= What you should do =
Read the lines below. Copy out any that hold the string "consolidación".

= Given data =
◇ ◇ ◇ ◇ ◇ ◇ ◇

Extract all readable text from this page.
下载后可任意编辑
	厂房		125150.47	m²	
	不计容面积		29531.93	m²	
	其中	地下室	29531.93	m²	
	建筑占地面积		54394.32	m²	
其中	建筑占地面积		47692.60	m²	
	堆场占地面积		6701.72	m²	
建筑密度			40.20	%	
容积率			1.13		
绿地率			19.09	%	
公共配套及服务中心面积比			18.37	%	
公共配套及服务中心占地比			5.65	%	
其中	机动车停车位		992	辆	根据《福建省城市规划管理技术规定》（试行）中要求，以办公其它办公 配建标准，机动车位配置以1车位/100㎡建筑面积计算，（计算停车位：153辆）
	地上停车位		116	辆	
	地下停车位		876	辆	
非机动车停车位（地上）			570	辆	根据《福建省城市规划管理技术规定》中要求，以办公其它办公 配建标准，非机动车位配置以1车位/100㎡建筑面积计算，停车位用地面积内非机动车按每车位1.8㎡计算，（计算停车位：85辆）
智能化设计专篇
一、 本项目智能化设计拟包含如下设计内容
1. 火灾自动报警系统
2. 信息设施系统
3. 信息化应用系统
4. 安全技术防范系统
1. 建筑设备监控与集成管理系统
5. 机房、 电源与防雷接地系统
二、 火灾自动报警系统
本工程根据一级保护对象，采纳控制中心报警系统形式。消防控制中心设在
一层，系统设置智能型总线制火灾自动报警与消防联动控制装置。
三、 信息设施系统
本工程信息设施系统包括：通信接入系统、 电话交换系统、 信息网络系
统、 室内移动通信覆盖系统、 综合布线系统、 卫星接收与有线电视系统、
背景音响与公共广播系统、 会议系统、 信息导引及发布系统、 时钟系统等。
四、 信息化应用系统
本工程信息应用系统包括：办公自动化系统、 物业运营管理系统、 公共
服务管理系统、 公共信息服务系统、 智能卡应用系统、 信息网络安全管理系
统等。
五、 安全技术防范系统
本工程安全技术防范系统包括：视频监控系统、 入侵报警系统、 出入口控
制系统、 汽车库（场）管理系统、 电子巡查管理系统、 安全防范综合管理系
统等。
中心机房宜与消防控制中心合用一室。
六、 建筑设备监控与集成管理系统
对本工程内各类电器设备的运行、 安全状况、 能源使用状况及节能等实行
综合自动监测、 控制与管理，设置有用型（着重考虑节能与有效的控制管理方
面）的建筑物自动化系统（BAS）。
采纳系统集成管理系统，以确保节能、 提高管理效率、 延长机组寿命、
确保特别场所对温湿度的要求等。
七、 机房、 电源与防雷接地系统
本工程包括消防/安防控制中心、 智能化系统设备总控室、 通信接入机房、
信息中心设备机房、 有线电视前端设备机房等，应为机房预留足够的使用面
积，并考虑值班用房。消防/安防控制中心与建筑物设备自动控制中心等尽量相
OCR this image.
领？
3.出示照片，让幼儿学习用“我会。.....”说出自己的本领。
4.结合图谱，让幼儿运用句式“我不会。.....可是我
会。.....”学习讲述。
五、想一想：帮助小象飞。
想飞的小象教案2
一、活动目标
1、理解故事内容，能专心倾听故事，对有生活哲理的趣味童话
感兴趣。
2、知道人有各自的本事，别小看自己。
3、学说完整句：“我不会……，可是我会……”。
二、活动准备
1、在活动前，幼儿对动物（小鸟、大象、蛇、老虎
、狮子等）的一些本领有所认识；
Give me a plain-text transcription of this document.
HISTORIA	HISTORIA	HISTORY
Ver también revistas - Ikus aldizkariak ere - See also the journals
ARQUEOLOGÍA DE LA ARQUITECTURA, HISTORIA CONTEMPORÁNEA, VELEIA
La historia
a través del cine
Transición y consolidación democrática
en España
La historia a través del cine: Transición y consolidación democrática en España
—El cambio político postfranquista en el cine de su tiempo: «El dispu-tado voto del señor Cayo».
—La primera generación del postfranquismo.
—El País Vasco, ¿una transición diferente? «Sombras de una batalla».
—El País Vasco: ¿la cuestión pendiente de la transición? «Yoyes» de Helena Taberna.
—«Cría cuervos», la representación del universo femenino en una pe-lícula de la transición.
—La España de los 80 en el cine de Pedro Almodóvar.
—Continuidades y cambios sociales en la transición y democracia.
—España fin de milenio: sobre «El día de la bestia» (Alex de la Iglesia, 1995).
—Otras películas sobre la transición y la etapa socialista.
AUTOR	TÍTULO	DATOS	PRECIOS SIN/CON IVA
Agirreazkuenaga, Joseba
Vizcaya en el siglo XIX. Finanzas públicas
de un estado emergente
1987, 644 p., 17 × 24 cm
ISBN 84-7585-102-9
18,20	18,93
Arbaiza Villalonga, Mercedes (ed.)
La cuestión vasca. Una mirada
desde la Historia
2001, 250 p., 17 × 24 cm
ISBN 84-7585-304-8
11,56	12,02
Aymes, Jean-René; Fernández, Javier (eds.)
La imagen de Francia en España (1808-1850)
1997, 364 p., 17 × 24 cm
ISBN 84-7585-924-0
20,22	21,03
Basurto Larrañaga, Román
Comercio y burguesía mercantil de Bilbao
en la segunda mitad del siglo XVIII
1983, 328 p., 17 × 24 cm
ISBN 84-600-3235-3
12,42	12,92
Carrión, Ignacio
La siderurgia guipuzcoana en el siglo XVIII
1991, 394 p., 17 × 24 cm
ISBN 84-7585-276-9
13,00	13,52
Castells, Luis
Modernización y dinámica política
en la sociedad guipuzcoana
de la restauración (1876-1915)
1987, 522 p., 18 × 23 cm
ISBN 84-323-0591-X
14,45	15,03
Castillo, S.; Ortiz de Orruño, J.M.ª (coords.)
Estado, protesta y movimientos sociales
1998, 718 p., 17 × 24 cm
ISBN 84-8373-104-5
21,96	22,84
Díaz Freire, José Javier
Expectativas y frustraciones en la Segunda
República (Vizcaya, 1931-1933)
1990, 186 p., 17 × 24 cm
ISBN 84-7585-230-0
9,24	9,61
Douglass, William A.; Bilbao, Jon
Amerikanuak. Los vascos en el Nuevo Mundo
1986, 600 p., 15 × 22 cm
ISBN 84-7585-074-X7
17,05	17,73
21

◇ ◇ ◇ ◇ ◇ ◇ ◇

= Task solution =
Transición y consolidación democrática
La historia a través del cine: Transición y consolidación democrática en España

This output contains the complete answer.